## EXERCISE
Lines containing the word "RAPEX" should be extracted in full.

## DATASET RECORDS
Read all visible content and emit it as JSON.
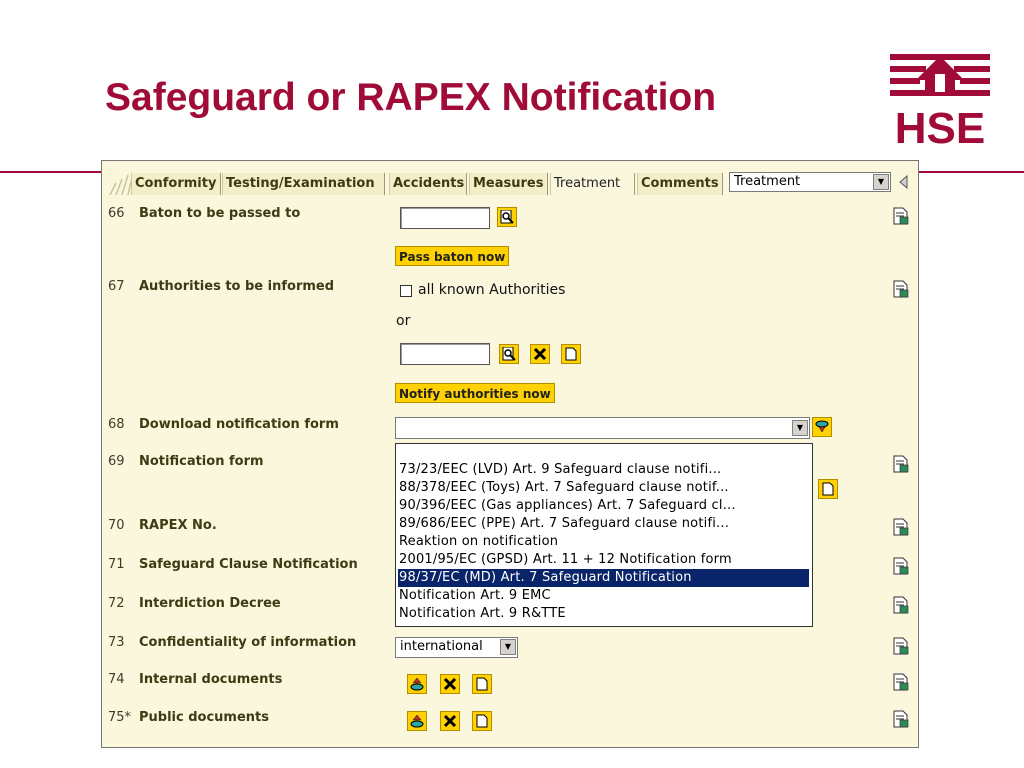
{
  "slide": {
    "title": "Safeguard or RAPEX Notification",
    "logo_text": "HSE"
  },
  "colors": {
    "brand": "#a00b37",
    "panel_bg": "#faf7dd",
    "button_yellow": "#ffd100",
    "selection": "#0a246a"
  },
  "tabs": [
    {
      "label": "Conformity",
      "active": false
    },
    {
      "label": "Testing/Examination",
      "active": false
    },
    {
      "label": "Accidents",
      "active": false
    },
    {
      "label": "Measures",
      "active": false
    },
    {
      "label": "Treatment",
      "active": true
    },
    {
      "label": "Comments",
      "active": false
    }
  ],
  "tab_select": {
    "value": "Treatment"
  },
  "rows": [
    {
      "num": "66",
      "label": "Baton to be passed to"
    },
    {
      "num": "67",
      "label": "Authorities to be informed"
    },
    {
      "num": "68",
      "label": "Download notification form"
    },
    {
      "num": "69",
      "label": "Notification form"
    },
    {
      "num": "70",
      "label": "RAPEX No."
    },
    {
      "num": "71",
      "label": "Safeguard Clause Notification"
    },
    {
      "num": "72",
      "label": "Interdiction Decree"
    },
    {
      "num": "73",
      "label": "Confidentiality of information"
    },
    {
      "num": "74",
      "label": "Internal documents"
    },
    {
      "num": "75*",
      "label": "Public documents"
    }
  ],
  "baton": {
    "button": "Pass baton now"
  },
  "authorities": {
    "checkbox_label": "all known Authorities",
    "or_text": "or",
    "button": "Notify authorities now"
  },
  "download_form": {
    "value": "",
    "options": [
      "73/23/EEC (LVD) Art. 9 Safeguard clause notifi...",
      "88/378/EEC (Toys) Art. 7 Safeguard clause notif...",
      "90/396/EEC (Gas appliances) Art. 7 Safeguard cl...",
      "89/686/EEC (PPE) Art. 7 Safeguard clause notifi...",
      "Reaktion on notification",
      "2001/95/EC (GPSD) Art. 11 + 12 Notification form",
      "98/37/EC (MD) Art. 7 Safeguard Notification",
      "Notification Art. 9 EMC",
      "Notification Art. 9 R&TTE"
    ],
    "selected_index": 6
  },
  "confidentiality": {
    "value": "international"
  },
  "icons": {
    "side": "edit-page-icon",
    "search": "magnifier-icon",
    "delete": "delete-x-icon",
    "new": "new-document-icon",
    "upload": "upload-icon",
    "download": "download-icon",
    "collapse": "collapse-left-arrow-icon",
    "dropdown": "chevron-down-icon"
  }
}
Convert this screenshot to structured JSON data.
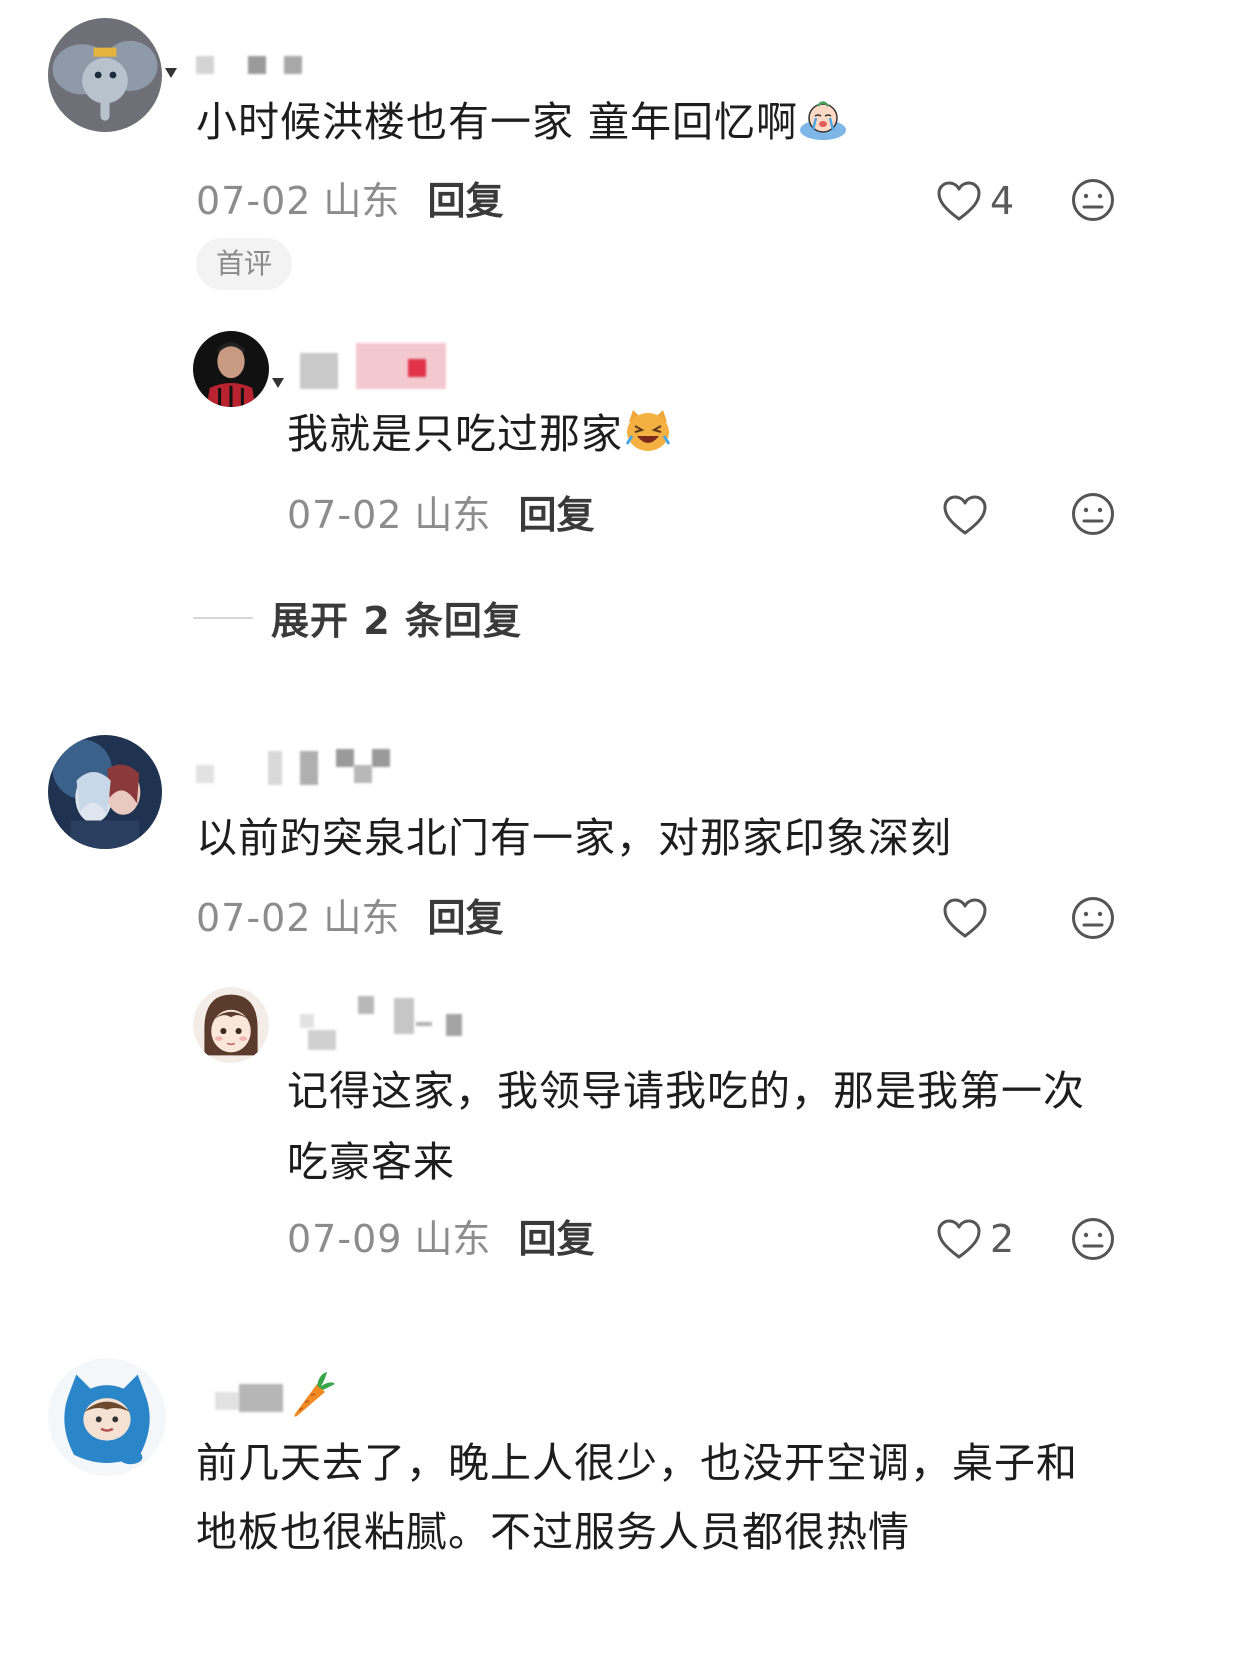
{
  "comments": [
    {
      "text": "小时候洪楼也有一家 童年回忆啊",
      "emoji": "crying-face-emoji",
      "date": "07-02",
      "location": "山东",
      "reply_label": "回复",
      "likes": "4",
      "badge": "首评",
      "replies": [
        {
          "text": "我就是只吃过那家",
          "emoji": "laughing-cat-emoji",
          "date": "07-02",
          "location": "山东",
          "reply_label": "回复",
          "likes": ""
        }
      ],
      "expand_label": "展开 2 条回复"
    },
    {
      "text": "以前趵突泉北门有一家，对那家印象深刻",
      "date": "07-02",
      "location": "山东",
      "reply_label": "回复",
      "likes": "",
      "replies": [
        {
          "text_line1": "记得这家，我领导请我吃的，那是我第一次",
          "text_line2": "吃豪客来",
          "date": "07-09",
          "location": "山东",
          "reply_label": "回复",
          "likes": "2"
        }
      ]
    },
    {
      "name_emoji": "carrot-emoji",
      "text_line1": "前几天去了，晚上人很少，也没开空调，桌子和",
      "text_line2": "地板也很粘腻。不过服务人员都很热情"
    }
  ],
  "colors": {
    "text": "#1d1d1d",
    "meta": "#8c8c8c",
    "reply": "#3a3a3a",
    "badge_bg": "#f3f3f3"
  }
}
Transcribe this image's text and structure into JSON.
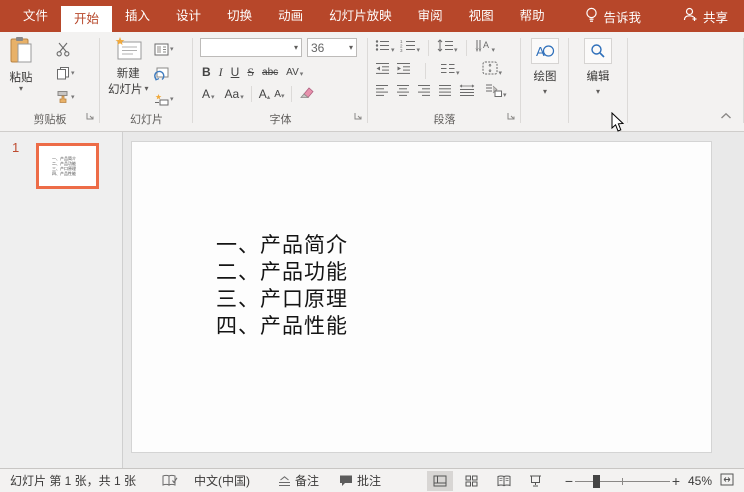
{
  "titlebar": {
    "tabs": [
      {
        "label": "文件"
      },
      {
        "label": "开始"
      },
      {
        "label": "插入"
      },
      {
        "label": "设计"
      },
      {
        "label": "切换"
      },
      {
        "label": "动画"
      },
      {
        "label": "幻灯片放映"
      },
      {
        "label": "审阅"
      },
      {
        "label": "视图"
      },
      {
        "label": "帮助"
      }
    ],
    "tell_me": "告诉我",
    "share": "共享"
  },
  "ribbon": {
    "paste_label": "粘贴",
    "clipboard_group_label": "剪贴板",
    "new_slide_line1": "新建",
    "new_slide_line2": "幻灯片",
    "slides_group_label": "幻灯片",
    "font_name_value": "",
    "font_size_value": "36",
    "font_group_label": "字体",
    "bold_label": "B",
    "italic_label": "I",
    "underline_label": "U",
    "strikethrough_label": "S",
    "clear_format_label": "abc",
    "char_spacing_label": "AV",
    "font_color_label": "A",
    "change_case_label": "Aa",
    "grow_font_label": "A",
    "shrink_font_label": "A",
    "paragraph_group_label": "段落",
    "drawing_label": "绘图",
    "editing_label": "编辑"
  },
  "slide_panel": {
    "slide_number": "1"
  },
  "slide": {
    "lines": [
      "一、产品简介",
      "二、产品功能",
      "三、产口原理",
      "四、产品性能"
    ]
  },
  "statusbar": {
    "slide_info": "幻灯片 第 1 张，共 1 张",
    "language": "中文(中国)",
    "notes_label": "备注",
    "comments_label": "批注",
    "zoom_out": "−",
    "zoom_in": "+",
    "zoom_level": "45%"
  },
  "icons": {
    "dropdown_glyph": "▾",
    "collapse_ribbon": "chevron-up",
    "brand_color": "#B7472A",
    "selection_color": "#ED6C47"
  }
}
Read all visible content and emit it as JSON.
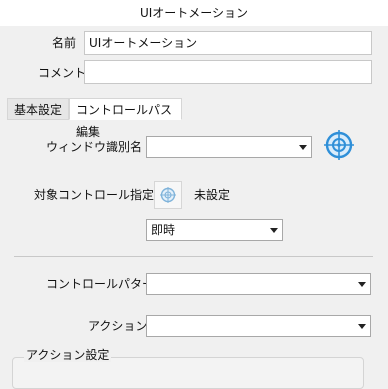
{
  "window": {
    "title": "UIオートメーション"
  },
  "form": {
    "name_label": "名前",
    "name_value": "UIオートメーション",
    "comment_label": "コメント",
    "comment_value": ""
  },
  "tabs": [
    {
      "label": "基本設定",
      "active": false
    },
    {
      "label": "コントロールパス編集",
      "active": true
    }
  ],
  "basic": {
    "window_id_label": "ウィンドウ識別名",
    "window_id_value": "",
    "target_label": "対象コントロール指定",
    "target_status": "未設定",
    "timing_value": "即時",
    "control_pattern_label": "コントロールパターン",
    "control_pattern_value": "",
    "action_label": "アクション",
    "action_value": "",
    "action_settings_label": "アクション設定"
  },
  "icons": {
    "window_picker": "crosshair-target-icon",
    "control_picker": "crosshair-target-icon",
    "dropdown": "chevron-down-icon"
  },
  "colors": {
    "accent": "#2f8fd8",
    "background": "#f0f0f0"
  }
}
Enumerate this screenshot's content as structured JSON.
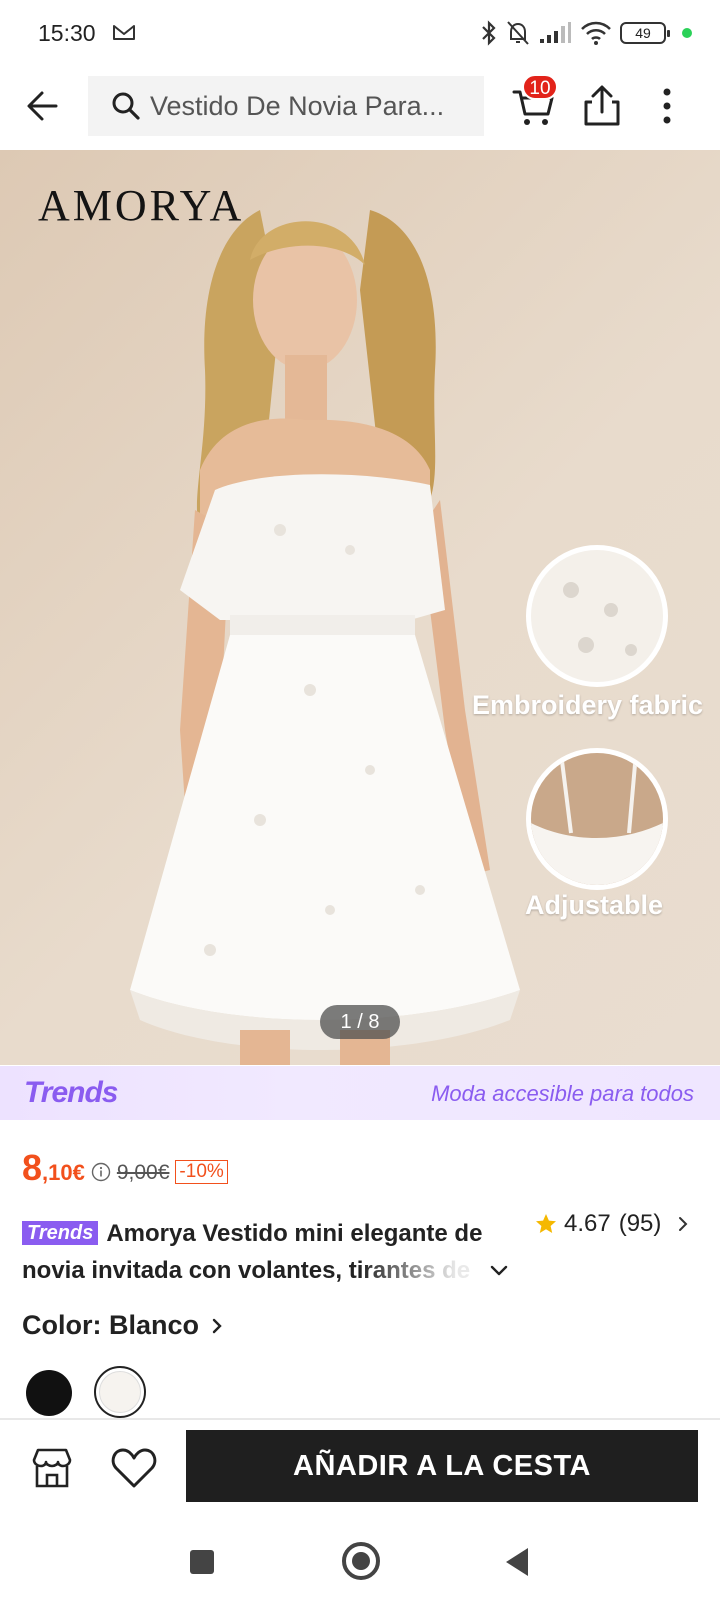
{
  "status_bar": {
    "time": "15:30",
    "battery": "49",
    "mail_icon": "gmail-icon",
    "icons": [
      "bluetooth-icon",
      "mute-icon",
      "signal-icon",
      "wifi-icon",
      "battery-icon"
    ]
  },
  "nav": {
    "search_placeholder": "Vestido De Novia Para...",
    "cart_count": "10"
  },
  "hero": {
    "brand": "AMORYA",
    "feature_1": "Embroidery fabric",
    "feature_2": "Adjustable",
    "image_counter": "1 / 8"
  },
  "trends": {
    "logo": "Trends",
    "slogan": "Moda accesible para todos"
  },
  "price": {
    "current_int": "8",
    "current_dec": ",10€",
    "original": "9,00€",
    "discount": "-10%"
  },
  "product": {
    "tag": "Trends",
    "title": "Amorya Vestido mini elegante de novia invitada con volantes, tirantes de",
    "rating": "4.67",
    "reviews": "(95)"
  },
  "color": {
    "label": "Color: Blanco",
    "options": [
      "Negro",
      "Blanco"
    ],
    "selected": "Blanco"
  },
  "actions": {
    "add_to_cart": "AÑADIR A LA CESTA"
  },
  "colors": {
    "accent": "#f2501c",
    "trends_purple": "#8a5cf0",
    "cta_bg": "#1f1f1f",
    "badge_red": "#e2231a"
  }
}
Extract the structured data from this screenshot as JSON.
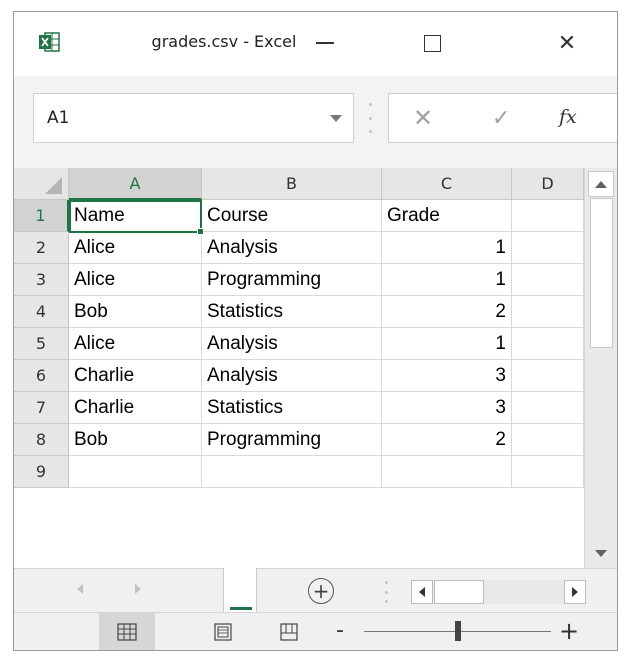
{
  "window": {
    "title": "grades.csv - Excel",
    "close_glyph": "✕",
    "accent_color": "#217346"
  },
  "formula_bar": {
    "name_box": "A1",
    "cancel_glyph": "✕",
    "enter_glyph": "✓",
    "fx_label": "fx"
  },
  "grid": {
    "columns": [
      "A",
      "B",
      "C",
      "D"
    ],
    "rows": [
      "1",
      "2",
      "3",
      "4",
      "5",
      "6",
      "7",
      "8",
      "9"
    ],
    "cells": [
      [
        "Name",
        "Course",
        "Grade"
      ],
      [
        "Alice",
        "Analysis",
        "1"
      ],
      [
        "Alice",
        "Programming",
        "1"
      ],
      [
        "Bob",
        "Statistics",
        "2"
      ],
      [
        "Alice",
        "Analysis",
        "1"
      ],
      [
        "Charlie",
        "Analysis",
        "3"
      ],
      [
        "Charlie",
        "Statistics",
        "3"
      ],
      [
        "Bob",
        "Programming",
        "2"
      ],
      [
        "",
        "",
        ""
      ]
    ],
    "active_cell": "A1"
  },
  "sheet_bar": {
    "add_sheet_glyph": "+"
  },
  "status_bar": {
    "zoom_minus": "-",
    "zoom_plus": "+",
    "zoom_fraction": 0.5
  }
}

## EXERCISE OUTPUT
    "title": "Safeguard or RAPEX Notification",
      "label": "RAPEX No."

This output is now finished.